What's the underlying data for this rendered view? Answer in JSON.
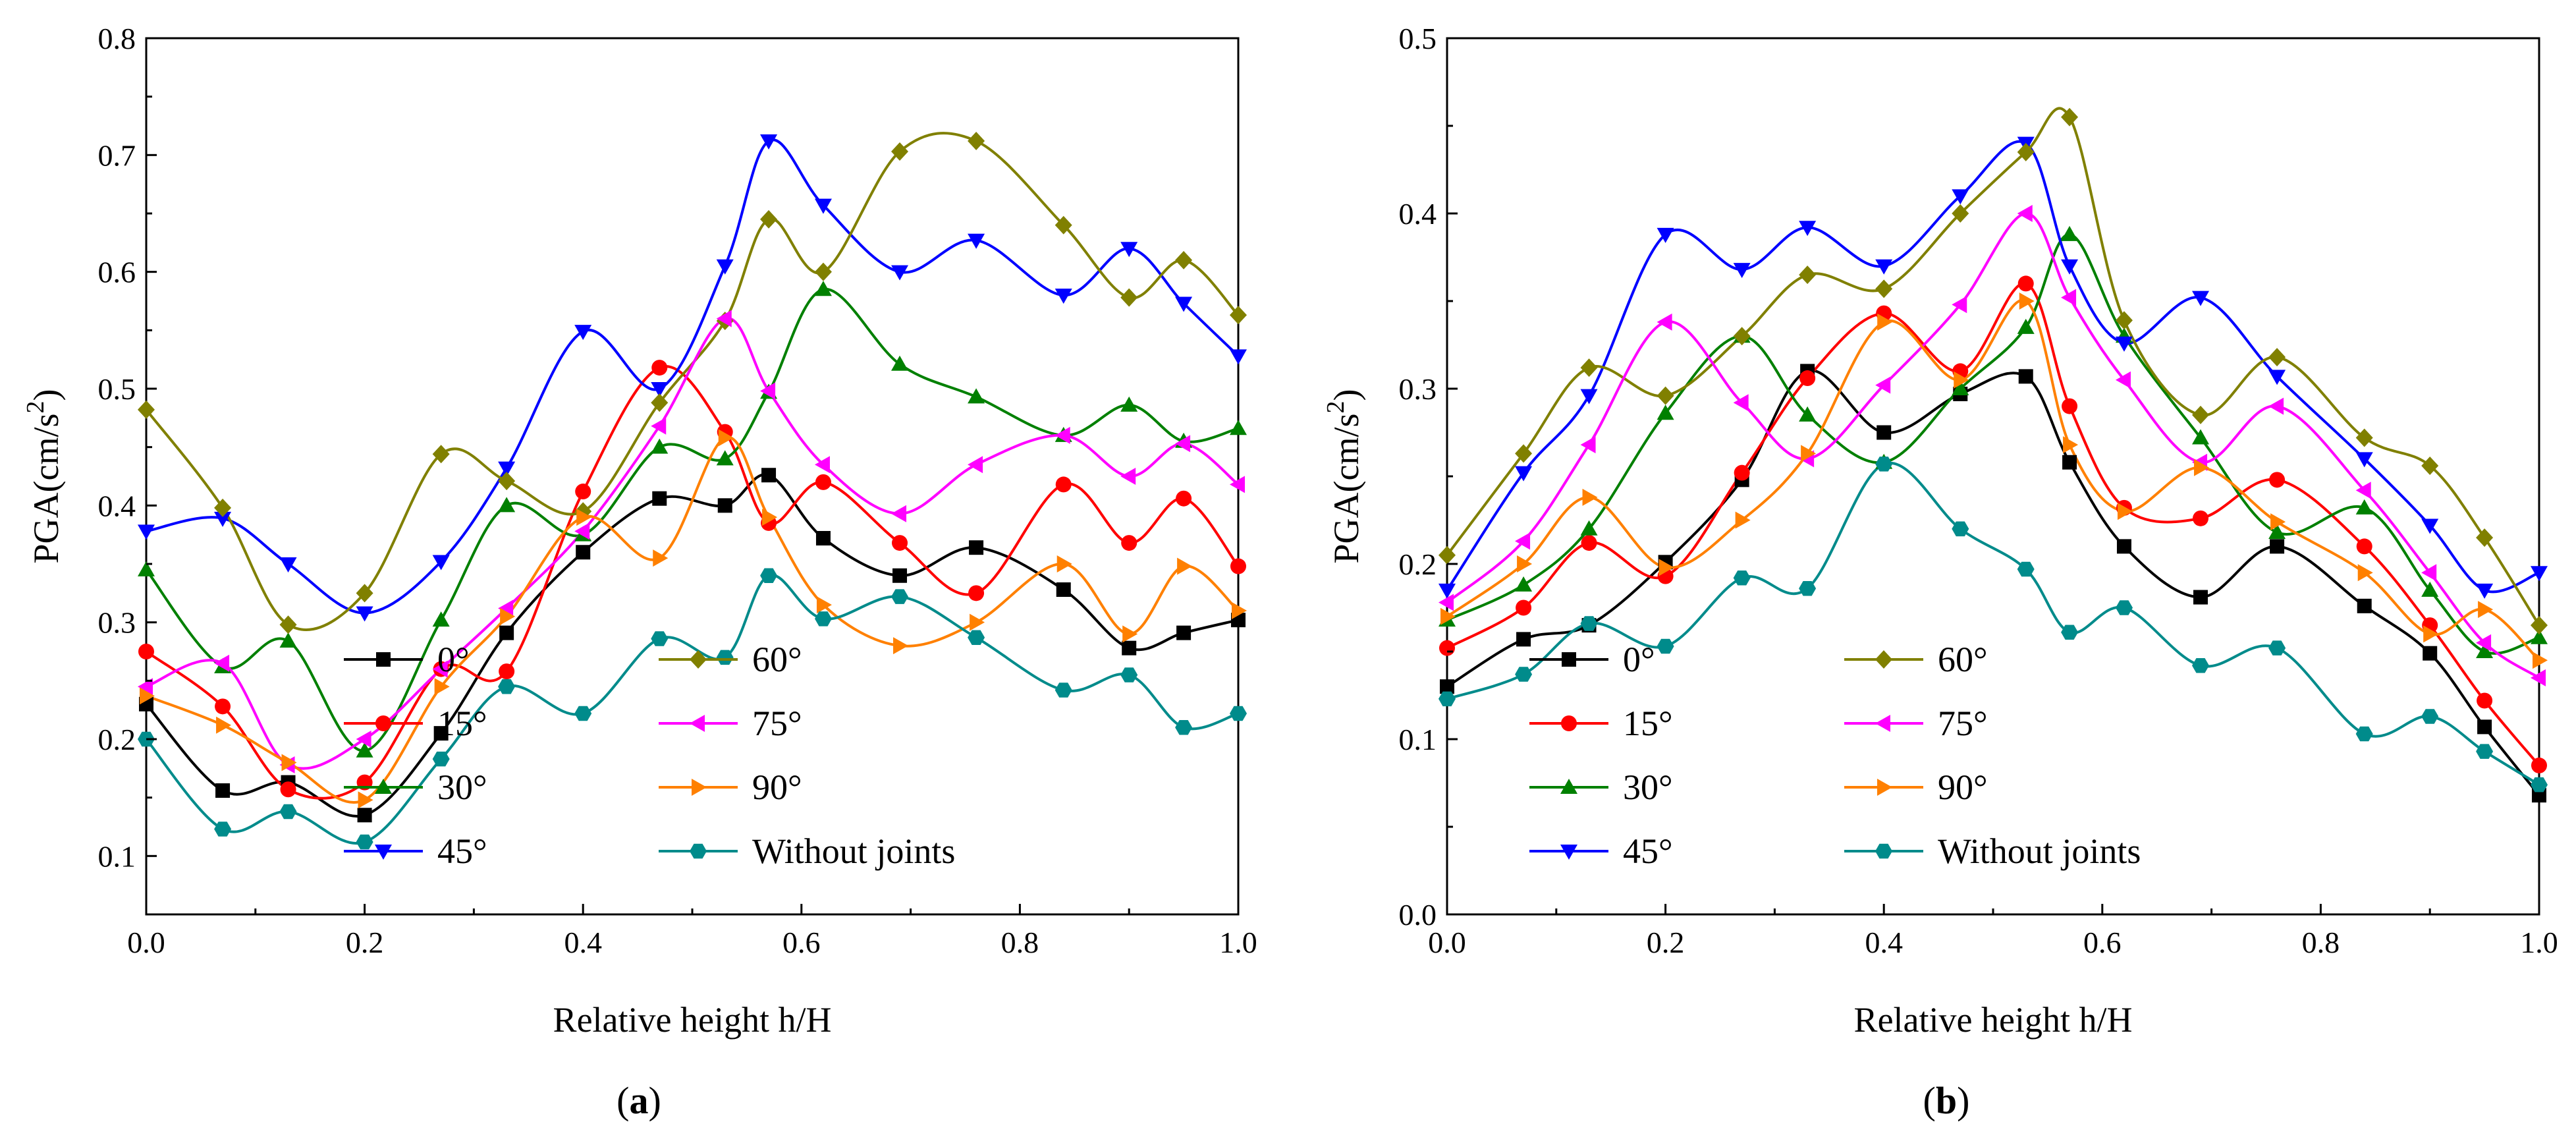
{
  "figure": {
    "panels": [
      {
        "label_prefix": "(",
        "label_letter": "a",
        "label_suffix": ")"
      },
      {
        "label_prefix": "(",
        "label_letter": "b",
        "label_suffix": ")"
      }
    ],
    "ylabel_base": "PGA(cm/s",
    "ylabel_exp": "2",
    "ylabel_close": ")"
  },
  "chart_data": [
    {
      "type": "line",
      "title": "",
      "xlabel": "Relative height h/H",
      "ylabel": "PGA(cm/s2)",
      "xlim": [
        0.0,
        1.0
      ],
      "ylim": [
        0.05,
        0.8
      ],
      "xticks": [
        "0.0",
        "0.2",
        "0.4",
        "0.6",
        "0.8",
        "1.0"
      ],
      "yticks": [
        "0.1",
        "0.2",
        "0.3",
        "0.4",
        "0.5",
        "0.6",
        "0.7",
        "0.8"
      ],
      "legend_position": "bottom-center",
      "x": [
        0.0,
        0.07,
        0.13,
        0.2,
        0.27,
        0.33,
        0.4,
        0.47,
        0.53,
        0.57,
        0.62,
        0.69,
        0.76,
        0.84,
        0.9,
        0.95,
        1.0
      ],
      "series": [
        {
          "name": "0°",
          "color": "#000000",
          "marker": "square",
          "values": [
            0.23,
            0.156,
            0.163,
            0.135,
            0.205,
            0.291,
            0.36,
            0.406,
            0.4,
            0.426,
            0.372,
            0.34,
            0.364,
            0.328,
            0.278,
            0.291,
            0.302
          ]
        },
        {
          "name": "15°",
          "color": "#ff0000",
          "marker": "circle",
          "values": [
            0.275,
            0.228,
            0.157,
            0.163,
            0.26,
            0.258,
            0.412,
            0.518,
            0.463,
            0.385,
            0.42,
            0.368,
            0.325,
            0.418,
            0.368,
            0.406,
            0.348
          ]
        },
        {
          "name": "30°",
          "color": "#008000",
          "marker": "triangle-up",
          "values": [
            0.345,
            0.262,
            0.284,
            0.19,
            0.302,
            0.4,
            0.375,
            0.45,
            0.44,
            0.497,
            0.585,
            0.521,
            0.493,
            0.46,
            0.486,
            0.455,
            0.466
          ]
        },
        {
          "name": "45°",
          "color": "#0000ff",
          "marker": "triangle-down",
          "values": [
            0.378,
            0.389,
            0.35,
            0.308,
            0.352,
            0.432,
            0.549,
            0.5,
            0.605,
            0.712,
            0.657,
            0.6,
            0.627,
            0.58,
            0.62,
            0.573,
            0.528
          ]
        },
        {
          "name": "60°",
          "color": "#808000",
          "marker": "diamond",
          "values": [
            0.482,
            0.398,
            0.298,
            0.325,
            0.444,
            0.421,
            0.395,
            0.488,
            0.558,
            0.645,
            0.6,
            0.703,
            0.712,
            0.64,
            0.578,
            0.61,
            0.563
          ]
        },
        {
          "name": "75°",
          "color": "#ff00ff",
          "marker": "triangle-left",
          "values": [
            0.245,
            0.265,
            0.178,
            0.2,
            0.26,
            0.312,
            0.378,
            0.468,
            0.56,
            0.498,
            0.435,
            0.393,
            0.435,
            0.46,
            0.425,
            0.453,
            0.418
          ]
        },
        {
          "name": "90°",
          "color": "#ff8000",
          "marker": "triangle-right",
          "values": [
            0.237,
            0.212,
            0.18,
            0.148,
            0.245,
            0.305,
            0.39,
            0.355,
            0.458,
            0.39,
            0.315,
            0.28,
            0.3,
            0.35,
            0.29,
            0.348,
            0.31
          ]
        },
        {
          "name": "Without joints",
          "color": "#008b8b",
          "marker": "hexagon",
          "values": [
            0.2,
            0.123,
            0.138,
            0.112,
            0.183,
            0.245,
            0.222,
            0.286,
            0.27,
            0.34,
            0.303,
            0.322,
            0.287,
            0.242,
            0.255,
            0.21,
            0.222
          ]
        }
      ]
    },
    {
      "type": "line",
      "title": "",
      "xlabel": "Relative height h/H",
      "ylabel": "PGA(cm/s2)",
      "xlim": [
        0.0,
        1.0
      ],
      "ylim": [
        0.0,
        0.5
      ],
      "xticks": [
        "0.0",
        "0.2",
        "0.4",
        "0.6",
        "0.8",
        "1.0"
      ],
      "yticks": [
        "0.0",
        "0.1",
        "0.2",
        "0.3",
        "0.4",
        "0.5"
      ],
      "legend_position": "bottom-left",
      "x": [
        0.0,
        0.07,
        0.13,
        0.2,
        0.27,
        0.33,
        0.4,
        0.47,
        0.53,
        0.57,
        0.62,
        0.69,
        0.76,
        0.84,
        0.9,
        0.95,
        1.0
      ],
      "series": [
        {
          "name": "0°",
          "color": "#000000",
          "marker": "square",
          "values": [
            0.13,
            0.157,
            0.165,
            0.201,
            0.248,
            0.31,
            0.275,
            0.297,
            0.307,
            0.258,
            0.21,
            0.181,
            0.21,
            0.176,
            0.149,
            0.107,
            0.068
          ]
        },
        {
          "name": "15°",
          "color": "#ff0000",
          "marker": "circle",
          "values": [
            0.152,
            0.175,
            0.212,
            0.193,
            0.252,
            0.306,
            0.343,
            0.31,
            0.36,
            0.29,
            0.232,
            0.226,
            0.248,
            0.21,
            0.165,
            0.122,
            0.085
          ]
        },
        {
          "name": "30°",
          "color": "#008000",
          "marker": "triangle-up",
          "values": [
            0.168,
            0.188,
            0.22,
            0.286,
            0.33,
            0.285,
            0.258,
            0.3,
            0.335,
            0.388,
            0.33,
            0.272,
            0.218,
            0.232,
            0.185,
            0.15,
            0.158
          ]
        },
        {
          "name": "45°",
          "color": "#0000ff",
          "marker": "triangle-down",
          "values": [
            0.185,
            0.252,
            0.296,
            0.388,
            0.368,
            0.392,
            0.37,
            0.41,
            0.44,
            0.37,
            0.326,
            0.352,
            0.307,
            0.26,
            0.222,
            0.185,
            0.195
          ]
        },
        {
          "name": "60°",
          "color": "#808000",
          "marker": "diamond",
          "values": [
            0.205,
            0.263,
            0.312,
            0.296,
            0.33,
            0.365,
            0.357,
            0.4,
            0.435,
            0.455,
            0.339,
            0.285,
            0.318,
            0.272,
            0.256,
            0.215,
            0.165
          ]
        },
        {
          "name": "75°",
          "color": "#ff00ff",
          "marker": "triangle-left",
          "values": [
            0.178,
            0.213,
            0.268,
            0.338,
            0.292,
            0.26,
            0.302,
            0.348,
            0.4,
            0.352,
            0.305,
            0.258,
            0.29,
            0.242,
            0.195,
            0.155,
            0.135
          ]
        },
        {
          "name": "90°",
          "color": "#ff8000",
          "marker": "triangle-right",
          "values": [
            0.17,
            0.2,
            0.238,
            0.198,
            0.225,
            0.263,
            0.338,
            0.305,
            0.35,
            0.268,
            0.23,
            0.255,
            0.224,
            0.195,
            0.16,
            0.174,
            0.145
          ]
        },
        {
          "name": "Without joints",
          "color": "#008b8b",
          "marker": "hexagon",
          "values": [
            0.123,
            0.137,
            0.166,
            0.153,
            0.192,
            0.186,
            0.257,
            0.22,
            0.197,
            0.161,
            0.175,
            0.142,
            0.152,
            0.103,
            0.113,
            0.093,
            0.074
          ]
        }
      ]
    }
  ]
}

⁂

AIM OF THE TASK: Leaving out the pictures, repeat the data above exactly.

FULL OUTPUT:
What's the underlying data for this rendered view? Answer in JSON.
{
  "figure": {
    "panels": [
      {
        "label_prefix": "(",
        "label_letter": "a",
        "label_suffix": ")"
      },
      {
        "label_prefix": "(",
        "label_letter": "b",
        "label_suffix": ")"
      }
    ],
    "ylabel_base": "PGA(cm/s",
    "ylabel_exp": "2",
    "ylabel_close": ")"
  },
  "chart_data": [
    {
      "type": "line",
      "title": "",
      "xlabel": "Relative height h/H",
      "ylabel": "PGA(cm/s2)",
      "xlim": [
        0.0,
        1.0
      ],
      "ylim": [
        0.05,
        0.8
      ],
      "xticks": [
        "0.0",
        "0.2",
        "0.4",
        "0.6",
        "0.8",
        "1.0"
      ],
      "yticks": [
        "0.1",
        "0.2",
        "0.3",
        "0.4",
        "0.5",
        "0.6",
        "0.7",
        "0.8"
      ],
      "legend_position": "bottom-center",
      "x": [
        0.0,
        0.07,
        0.13,
        0.2,
        0.27,
        0.33,
        0.4,
        0.47,
        0.53,
        0.57,
        0.62,
        0.69,
        0.76,
        0.84,
        0.9,
        0.95,
        1.0
      ],
      "series": [
        {
          "name": "0°",
          "color": "#000000",
          "marker": "square",
          "values": [
            0.23,
            0.156,
            0.163,
            0.135,
            0.205,
            0.291,
            0.36,
            0.406,
            0.4,
            0.426,
            0.372,
            0.34,
            0.364,
            0.328,
            0.278,
            0.291,
            0.302
          ]
        },
        {
          "name": "15°",
          "color": "#ff0000",
          "marker": "circle",
          "values": [
            0.275,
            0.228,
            0.157,
            0.163,
            0.26,
            0.258,
            0.412,
            0.518,
            0.463,
            0.385,
            0.42,
            0.368,
            0.325,
            0.418,
            0.368,
            0.406,
            0.348
          ]
        },
        {
          "name": "30°",
          "color": "#008000",
          "marker": "triangle-up",
          "values": [
            0.345,
            0.262,
            0.284,
            0.19,
            0.302,
            0.4,
            0.375,
            0.45,
            0.44,
            0.497,
            0.585,
            0.521,
            0.493,
            0.46,
            0.486,
            0.455,
            0.466
          ]
        },
        {
          "name": "45°",
          "color": "#0000ff",
          "marker": "triangle-down",
          "values": [
            0.378,
            0.389,
            0.35,
            0.308,
            0.352,
            0.432,
            0.549,
            0.5,
            0.605,
            0.712,
            0.657,
            0.6,
            0.627,
            0.58,
            0.62,
            0.573,
            0.528
          ]
        },
        {
          "name": "60°",
          "color": "#808000",
          "marker": "diamond",
          "values": [
            0.482,
            0.398,
            0.298,
            0.325,
            0.444,
            0.421,
            0.395,
            0.488,
            0.558,
            0.645,
            0.6,
            0.703,
            0.712,
            0.64,
            0.578,
            0.61,
            0.563
          ]
        },
        {
          "name": "75°",
          "color": "#ff00ff",
          "marker": "triangle-left",
          "values": [
            0.245,
            0.265,
            0.178,
            0.2,
            0.26,
            0.312,
            0.378,
            0.468,
            0.56,
            0.498,
            0.435,
            0.393,
            0.435,
            0.46,
            0.425,
            0.453,
            0.418
          ]
        },
        {
          "name": "90°",
          "color": "#ff8000",
          "marker": "triangle-right",
          "values": [
            0.237,
            0.212,
            0.18,
            0.148,
            0.245,
            0.305,
            0.39,
            0.355,
            0.458,
            0.39,
            0.315,
            0.28,
            0.3,
            0.35,
            0.29,
            0.348,
            0.31
          ]
        },
        {
          "name": "Without joints",
          "color": "#008b8b",
          "marker": "hexagon",
          "values": [
            0.2,
            0.123,
            0.138,
            0.112,
            0.183,
            0.245,
            0.222,
            0.286,
            0.27,
            0.34,
            0.303,
            0.322,
            0.287,
            0.242,
            0.255,
            0.21,
            0.222
          ]
        }
      ]
    },
    {
      "type": "line",
      "title": "",
      "xlabel": "Relative height h/H",
      "ylabel": "PGA(cm/s2)",
      "xlim": [
        0.0,
        1.0
      ],
      "ylim": [
        0.0,
        0.5
      ],
      "xticks": [
        "0.0",
        "0.2",
        "0.4",
        "0.6",
        "0.8",
        "1.0"
      ],
      "yticks": [
        "0.0",
        "0.1",
        "0.2",
        "0.3",
        "0.4",
        "0.5"
      ],
      "legend_position": "bottom-left",
      "x": [
        0.0,
        0.07,
        0.13,
        0.2,
        0.27,
        0.33,
        0.4,
        0.47,
        0.53,
        0.57,
        0.62,
        0.69,
        0.76,
        0.84,
        0.9,
        0.95,
        1.0
      ],
      "series": [
        {
          "name": "0°",
          "color": "#000000",
          "marker": "square",
          "values": [
            0.13,
            0.157,
            0.165,
            0.201,
            0.248,
            0.31,
            0.275,
            0.297,
            0.307,
            0.258,
            0.21,
            0.181,
            0.21,
            0.176,
            0.149,
            0.107,
            0.068
          ]
        },
        {
          "name": "15°",
          "color": "#ff0000",
          "marker": "circle",
          "values": [
            0.152,
            0.175,
            0.212,
            0.193,
            0.252,
            0.306,
            0.343,
            0.31,
            0.36,
            0.29,
            0.232,
            0.226,
            0.248,
            0.21,
            0.165,
            0.122,
            0.085
          ]
        },
        {
          "name": "30°",
          "color": "#008000",
          "marker": "triangle-up",
          "values": [
            0.168,
            0.188,
            0.22,
            0.286,
            0.33,
            0.285,
            0.258,
            0.3,
            0.335,
            0.388,
            0.33,
            0.272,
            0.218,
            0.232,
            0.185,
            0.15,
            0.158
          ]
        },
        {
          "name": "45°",
          "color": "#0000ff",
          "marker": "triangle-down",
          "values": [
            0.185,
            0.252,
            0.296,
            0.388,
            0.368,
            0.392,
            0.37,
            0.41,
            0.44,
            0.37,
            0.326,
            0.352,
            0.307,
            0.26,
            0.222,
            0.185,
            0.195
          ]
        },
        {
          "name": "60°",
          "color": "#808000",
          "marker": "diamond",
          "values": [
            0.205,
            0.263,
            0.312,
            0.296,
            0.33,
            0.365,
            0.357,
            0.4,
            0.435,
            0.455,
            0.339,
            0.285,
            0.318,
            0.272,
            0.256,
            0.215,
            0.165
          ]
        },
        {
          "name": "75°",
          "color": "#ff00ff",
          "marker": "triangle-left",
          "values": [
            0.178,
            0.213,
            0.268,
            0.338,
            0.292,
            0.26,
            0.302,
            0.348,
            0.4,
            0.352,
            0.305,
            0.258,
            0.29,
            0.242,
            0.195,
            0.155,
            0.135
          ]
        },
        {
          "name": "90°",
          "color": "#ff8000",
          "marker": "triangle-right",
          "values": [
            0.17,
            0.2,
            0.238,
            0.198,
            0.225,
            0.263,
            0.338,
            0.305,
            0.35,
            0.268,
            0.23,
            0.255,
            0.224,
            0.195,
            0.16,
            0.174,
            0.145
          ]
        },
        {
          "name": "Without joints",
          "color": "#008b8b",
          "marker": "hexagon",
          "values": [
            0.123,
            0.137,
            0.166,
            0.153,
            0.192,
            0.186,
            0.257,
            0.22,
            0.197,
            0.161,
            0.175,
            0.142,
            0.152,
            0.103,
            0.113,
            0.093,
            0.074
          ]
        }
      ]
    }
  ]
}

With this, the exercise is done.